• TASK DETAILS:
Copy out every line in which the string "PEACH" occurs.

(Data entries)
>> begin

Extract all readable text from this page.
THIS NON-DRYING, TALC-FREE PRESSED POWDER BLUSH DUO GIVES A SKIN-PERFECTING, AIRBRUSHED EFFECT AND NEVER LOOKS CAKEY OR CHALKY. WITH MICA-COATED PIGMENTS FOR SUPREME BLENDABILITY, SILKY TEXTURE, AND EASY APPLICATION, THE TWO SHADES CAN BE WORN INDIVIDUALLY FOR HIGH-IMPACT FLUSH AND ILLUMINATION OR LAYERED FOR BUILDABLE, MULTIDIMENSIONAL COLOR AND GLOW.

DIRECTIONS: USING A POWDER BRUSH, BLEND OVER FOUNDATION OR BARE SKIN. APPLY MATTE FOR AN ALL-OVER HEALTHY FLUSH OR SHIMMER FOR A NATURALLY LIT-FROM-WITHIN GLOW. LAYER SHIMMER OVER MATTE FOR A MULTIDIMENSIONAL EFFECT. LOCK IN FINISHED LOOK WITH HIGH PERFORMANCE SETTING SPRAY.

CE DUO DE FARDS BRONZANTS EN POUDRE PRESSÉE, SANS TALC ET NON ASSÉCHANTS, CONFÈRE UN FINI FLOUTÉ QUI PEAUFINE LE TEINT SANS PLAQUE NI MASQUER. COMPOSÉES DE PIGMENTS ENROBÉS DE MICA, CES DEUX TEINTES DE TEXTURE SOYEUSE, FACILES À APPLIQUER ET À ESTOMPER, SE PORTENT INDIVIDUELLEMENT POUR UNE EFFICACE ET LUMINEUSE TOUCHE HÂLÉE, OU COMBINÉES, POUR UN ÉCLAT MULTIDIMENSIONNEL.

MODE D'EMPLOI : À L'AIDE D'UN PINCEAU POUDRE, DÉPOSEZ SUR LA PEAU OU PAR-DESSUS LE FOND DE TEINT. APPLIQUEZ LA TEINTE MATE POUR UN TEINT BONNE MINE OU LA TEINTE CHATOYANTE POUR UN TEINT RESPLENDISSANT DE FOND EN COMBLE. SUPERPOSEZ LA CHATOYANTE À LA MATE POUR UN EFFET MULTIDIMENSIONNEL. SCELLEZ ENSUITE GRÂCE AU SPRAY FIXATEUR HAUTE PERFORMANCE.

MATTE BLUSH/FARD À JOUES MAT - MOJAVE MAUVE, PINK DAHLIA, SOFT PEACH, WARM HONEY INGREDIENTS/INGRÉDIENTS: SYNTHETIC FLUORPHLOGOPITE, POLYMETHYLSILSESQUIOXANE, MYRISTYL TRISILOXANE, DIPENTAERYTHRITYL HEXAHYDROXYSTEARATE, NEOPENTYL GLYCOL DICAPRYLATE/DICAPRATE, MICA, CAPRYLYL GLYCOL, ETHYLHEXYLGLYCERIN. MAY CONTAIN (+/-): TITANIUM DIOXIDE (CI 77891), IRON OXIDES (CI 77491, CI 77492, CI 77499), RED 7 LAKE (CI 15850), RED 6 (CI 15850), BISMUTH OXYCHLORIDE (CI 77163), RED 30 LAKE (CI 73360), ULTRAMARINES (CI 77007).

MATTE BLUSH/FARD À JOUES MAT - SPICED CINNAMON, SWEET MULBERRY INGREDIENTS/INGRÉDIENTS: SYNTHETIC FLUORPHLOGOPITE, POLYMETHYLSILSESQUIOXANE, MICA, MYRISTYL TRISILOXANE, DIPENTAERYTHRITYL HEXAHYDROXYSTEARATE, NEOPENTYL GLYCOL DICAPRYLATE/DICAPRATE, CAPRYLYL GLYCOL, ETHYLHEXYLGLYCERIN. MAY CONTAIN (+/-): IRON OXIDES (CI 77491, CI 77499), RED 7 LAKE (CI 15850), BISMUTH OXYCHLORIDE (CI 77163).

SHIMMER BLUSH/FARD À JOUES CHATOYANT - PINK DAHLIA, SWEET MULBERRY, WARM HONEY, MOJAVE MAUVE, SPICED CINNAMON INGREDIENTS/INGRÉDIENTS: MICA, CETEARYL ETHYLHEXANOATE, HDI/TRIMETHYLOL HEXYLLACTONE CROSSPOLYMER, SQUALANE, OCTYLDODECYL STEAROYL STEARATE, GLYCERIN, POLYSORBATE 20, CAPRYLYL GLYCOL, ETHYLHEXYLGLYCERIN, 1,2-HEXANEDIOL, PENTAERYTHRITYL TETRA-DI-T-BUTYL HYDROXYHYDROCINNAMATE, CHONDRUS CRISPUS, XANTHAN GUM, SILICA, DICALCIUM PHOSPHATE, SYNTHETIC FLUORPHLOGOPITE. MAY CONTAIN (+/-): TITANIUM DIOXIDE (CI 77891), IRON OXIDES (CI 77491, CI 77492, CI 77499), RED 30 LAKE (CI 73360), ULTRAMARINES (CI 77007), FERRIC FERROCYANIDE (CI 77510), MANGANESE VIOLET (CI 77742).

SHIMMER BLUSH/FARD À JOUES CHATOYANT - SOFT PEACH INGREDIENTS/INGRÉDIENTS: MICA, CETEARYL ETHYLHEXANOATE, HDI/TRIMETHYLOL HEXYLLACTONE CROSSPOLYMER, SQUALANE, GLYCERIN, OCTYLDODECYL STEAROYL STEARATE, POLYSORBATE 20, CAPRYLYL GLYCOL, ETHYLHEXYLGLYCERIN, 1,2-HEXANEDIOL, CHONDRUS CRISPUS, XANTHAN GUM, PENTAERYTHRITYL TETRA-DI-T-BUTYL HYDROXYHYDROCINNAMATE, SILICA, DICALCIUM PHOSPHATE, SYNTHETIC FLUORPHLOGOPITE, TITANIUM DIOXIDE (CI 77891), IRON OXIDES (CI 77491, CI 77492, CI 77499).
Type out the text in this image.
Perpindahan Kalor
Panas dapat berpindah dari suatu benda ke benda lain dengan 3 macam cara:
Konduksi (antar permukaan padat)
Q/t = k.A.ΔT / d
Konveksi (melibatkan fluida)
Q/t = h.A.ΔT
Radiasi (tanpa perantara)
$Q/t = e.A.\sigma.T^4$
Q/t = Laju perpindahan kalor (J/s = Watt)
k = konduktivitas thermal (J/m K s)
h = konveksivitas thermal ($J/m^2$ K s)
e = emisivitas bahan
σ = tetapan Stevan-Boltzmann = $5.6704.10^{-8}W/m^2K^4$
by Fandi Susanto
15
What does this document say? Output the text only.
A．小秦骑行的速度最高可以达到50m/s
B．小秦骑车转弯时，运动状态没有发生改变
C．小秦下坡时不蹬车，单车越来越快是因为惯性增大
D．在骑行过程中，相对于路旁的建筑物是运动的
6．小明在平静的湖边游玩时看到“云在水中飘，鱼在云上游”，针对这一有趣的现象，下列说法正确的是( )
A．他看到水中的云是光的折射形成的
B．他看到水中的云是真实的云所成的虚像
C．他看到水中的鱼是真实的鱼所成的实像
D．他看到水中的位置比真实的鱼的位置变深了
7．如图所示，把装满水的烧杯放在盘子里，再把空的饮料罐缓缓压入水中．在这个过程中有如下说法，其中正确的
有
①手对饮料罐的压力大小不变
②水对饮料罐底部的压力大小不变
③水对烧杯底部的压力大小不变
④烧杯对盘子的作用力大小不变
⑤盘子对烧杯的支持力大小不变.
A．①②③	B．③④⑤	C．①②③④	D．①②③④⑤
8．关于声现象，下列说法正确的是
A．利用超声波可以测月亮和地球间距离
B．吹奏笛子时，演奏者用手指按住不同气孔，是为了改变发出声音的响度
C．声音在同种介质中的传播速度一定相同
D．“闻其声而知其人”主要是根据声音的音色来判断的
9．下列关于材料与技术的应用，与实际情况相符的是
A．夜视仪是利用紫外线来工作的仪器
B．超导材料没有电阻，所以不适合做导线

>> end

• ANSWER TO THIS TASK:
MATTE BLUSH/FARD À JOUES MAT - MOJAVE MAUVE, PINK DAHLIA, SOFT PEACH, WARM HONEY INGREDIENTS/INGRÉDIENTS: SYNTHETIC FLUORPHLOGOPITE, POLYMETHYLSILSESQUIOXANE, MYRISTYL TRISILOXANE, DIPENTAERYTHRITYL HEXAHYDROXYSTEARATE, NEOPENTYL GLYCOL DICAPRYLATE/DICAPRATE, MICA, CAPRYLYL GLYCOL, ETHYLHEXYLGLYCERIN. MAY CONTAIN (+/-): TITANIUM DIOXIDE (CI 77891), IRON OXIDES (CI 77491, CI 77492, CI 77499), RED 7 LAKE (CI 15850), RED 6 (CI 15850), BISMUTH OXYCHLORIDE (CI 77163), RED 30 LAKE (CI 73360), ULTRAMARINES (CI 77007).
SHIMMER BLUSH/FARD À JOUES CHATOYANT - SOFT PEACH INGREDIENTS/INGRÉDIENTS: MICA, CETEARYL ETHYLHEXANOATE, HDI/TRIMETHYLOL HEXYLLACTONE CROSSPOLYMER, SQUALANE, GLYCERIN, OCTYLDODECYL STEAROYL STEARATE, POLYSORBATE 20, CAPRYLYL GLYCOL, ETHYLHEXYLGLYCERIN, 1,2-HEXANEDIOL, CHONDRUS CRISPUS, XANTHAN GUM, PENTAERYTHRITYL TETRA-DI-T-BUTYL HYDROXYHYDROCINNAMATE, SILICA, DICALCIUM PHOSPHATE, SYNTHETIC FLUORPHLOGOPITE, TITANIUM DIOXIDE (CI 77891), IRON OXIDES (CI 77491, CI 77492, CI 77499).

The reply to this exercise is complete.